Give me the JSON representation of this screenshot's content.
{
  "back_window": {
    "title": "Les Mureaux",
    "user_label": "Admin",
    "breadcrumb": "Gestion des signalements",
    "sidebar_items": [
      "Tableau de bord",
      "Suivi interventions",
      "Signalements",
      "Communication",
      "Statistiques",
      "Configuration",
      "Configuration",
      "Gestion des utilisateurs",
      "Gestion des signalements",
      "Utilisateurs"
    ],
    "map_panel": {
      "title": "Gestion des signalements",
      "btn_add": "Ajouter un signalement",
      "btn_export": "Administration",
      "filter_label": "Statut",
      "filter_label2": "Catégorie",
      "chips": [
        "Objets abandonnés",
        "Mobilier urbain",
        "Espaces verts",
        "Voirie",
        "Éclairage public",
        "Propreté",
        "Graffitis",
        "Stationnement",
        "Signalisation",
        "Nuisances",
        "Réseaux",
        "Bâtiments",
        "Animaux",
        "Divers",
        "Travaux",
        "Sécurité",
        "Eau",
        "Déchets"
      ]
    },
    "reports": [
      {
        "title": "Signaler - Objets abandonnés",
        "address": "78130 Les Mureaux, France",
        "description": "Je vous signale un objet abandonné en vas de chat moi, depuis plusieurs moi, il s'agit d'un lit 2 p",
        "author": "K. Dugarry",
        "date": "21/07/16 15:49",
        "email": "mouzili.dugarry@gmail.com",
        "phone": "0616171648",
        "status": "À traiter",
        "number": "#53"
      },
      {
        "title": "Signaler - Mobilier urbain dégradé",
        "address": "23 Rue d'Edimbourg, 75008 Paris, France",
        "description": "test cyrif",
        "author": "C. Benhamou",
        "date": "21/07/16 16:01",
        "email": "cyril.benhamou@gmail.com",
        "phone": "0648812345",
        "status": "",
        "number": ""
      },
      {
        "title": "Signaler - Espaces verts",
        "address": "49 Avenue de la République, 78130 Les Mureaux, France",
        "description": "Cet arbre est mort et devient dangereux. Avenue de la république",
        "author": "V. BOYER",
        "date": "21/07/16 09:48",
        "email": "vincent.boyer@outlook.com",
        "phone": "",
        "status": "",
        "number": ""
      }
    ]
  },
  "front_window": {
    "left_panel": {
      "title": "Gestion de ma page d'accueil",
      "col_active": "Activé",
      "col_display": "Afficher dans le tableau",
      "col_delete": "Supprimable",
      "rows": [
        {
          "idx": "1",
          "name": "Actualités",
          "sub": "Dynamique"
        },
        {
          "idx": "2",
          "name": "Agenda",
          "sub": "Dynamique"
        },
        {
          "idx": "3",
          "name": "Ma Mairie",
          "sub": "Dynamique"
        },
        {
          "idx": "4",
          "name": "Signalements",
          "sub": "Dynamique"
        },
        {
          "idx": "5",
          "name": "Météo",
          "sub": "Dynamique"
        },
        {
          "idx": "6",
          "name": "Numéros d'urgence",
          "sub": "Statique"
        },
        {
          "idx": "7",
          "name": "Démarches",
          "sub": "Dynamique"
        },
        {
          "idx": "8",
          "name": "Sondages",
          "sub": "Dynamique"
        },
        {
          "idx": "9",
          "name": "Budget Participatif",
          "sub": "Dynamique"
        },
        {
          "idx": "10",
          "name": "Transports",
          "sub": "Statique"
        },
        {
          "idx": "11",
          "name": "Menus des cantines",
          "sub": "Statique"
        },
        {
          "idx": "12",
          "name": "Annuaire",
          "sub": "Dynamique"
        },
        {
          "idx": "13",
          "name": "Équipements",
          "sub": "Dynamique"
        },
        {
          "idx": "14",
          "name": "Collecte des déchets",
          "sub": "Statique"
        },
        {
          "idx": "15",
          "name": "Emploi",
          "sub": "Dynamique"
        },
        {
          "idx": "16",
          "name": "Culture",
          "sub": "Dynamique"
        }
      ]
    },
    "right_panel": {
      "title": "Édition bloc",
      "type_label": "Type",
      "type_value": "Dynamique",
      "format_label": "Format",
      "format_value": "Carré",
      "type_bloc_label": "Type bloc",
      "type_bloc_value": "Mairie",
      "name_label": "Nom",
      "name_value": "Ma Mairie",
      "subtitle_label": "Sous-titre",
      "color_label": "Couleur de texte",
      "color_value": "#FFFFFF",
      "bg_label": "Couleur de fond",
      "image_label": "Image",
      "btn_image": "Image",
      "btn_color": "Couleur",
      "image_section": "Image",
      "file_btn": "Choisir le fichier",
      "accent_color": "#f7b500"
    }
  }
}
━━━━━━
» What you have to do
Please repeat the listing above in full and exactly.

» Task answer
Give me the JSON representation of this screenshot's content.
{
  "back_window": {
    "title": "Les Mureaux",
    "user_label": "Admin",
    "breadcrumb": "Gestion des signalements",
    "sidebar_items": [
      "Tableau de bord",
      "Suivi interventions",
      "Signalements",
      "Communication",
      "Statistiques",
      "Configuration",
      "Configuration",
      "Gestion des utilisateurs",
      "Gestion des signalements",
      "Utilisateurs"
    ],
    "map_panel": {
      "title": "Gestion des signalements",
      "btn_add": "Ajouter un signalement",
      "btn_export": "Administration",
      "filter_label": "Statut",
      "filter_label2": "Catégorie",
      "chips": [
        "Objets abandonnés",
        "Mobilier urbain",
        "Espaces verts",
        "Voirie",
        "Éclairage public",
        "Propreté",
        "Graffitis",
        "Stationnement",
        "Signalisation",
        "Nuisances",
        "Réseaux",
        "Bâtiments",
        "Animaux",
        "Divers",
        "Travaux",
        "Sécurité",
        "Eau",
        "Déchets"
      ]
    },
    "reports": [
      {
        "title": "Signaler - Objets abandonnés",
        "address": "78130 Les Mureaux, France",
        "description": "Je vous signale un objet abandonné en vas de chat moi, depuis plusieurs moi, il s'agit d'un lit 2 p",
        "author": "K. Dugarry",
        "date": "21/07/16 15:49",
        "email": "mouzili.dugarry@gmail.com",
        "phone": "0616171648",
        "status": "À traiter",
        "number": "#53"
      },
      {
        "title": "Signaler - Mobilier urbain dégradé",
        "address": "23 Rue d'Edimbourg, 75008 Paris, France",
        "description": "test cyrif",
        "author": "C. Benhamou",
        "date": "21/07/16 16:01",
        "email": "cyril.benhamou@gmail.com",
        "phone": "0648812345",
        "status": "",
        "number": ""
      },
      {
        "title": "Signaler - Espaces verts",
        "address": "49 Avenue de la République, 78130 Les Mureaux, France",
        "description": "Cet arbre est mort et devient dangereux. Avenue de la république",
        "author": "V. BOYER",
        "date": "21/07/16 09:48",
        "email": "vincent.boyer@outlook.com",
        "phone": "",
        "status": "",
        "number": ""
      }
    ]
  },
  "front_window": {
    "left_panel": {
      "title": "Gestion de ma page d'accueil",
      "col_active": "Activé",
      "col_display": "Afficher dans le tableau",
      "col_delete": "Supprimable",
      "rows": [
        {
          "idx": "1",
          "name": "Actualités",
          "sub": "Dynamique"
        },
        {
          "idx": "2",
          "name": "Agenda",
          "sub": "Dynamique"
        },
        {
          "idx": "3",
          "name": "Ma Mairie",
          "sub": "Dynamique"
        },
        {
          "idx": "4",
          "name": "Signalements",
          "sub": "Dynamique"
        },
        {
          "idx": "5",
          "name": "Météo",
          "sub": "Dynamique"
        },
        {
          "idx": "6",
          "name": "Numéros d'urgence",
          "sub": "Statique"
        },
        {
          "idx": "7",
          "name": "Démarches",
          "sub": "Dynamique"
        },
        {
          "idx": "8",
          "name": "Sondages",
          "sub": "Dynamique"
        },
        {
          "idx": "9",
          "name": "Budget Participatif",
          "sub": "Dynamique"
        },
        {
          "idx": "10",
          "name": "Transports",
          "sub": "Statique"
        },
        {
          "idx": "11",
          "name": "Menus des cantines",
          "sub": "Statique"
        },
        {
          "idx": "12",
          "name": "Annuaire",
          "sub": "Dynamique"
        },
        {
          "idx": "13",
          "name": "Équipements",
          "sub": "Dynamique"
        },
        {
          "idx": "14",
          "name": "Collecte des déchets",
          "sub": "Statique"
        },
        {
          "idx": "15",
          "name": "Emploi",
          "sub": "Dynamique"
        },
        {
          "idx": "16",
          "name": "Culture",
          "sub": "Dynamique"
        }
      ]
    },
    "right_panel": {
      "title": "Édition bloc",
      "type_label": "Type",
      "type_value": "Dynamique",
      "format_label": "Format",
      "format_value": "Carré",
      "type_bloc_label": "Type bloc",
      "type_bloc_value": "Mairie",
      "name_label": "Nom",
      "name_value": "Ma Mairie",
      "subtitle_label": "Sous-titre",
      "color_label": "Couleur de texte",
      "color_value": "#FFFFFF",
      "bg_label": "Couleur de fond",
      "image_label": "Image",
      "btn_image": "Image",
      "btn_color": "Couleur",
      "image_section": "Image",
      "file_btn": "Choisir le fichier",
      "accent_color": "#f7b500"
    }
  }
}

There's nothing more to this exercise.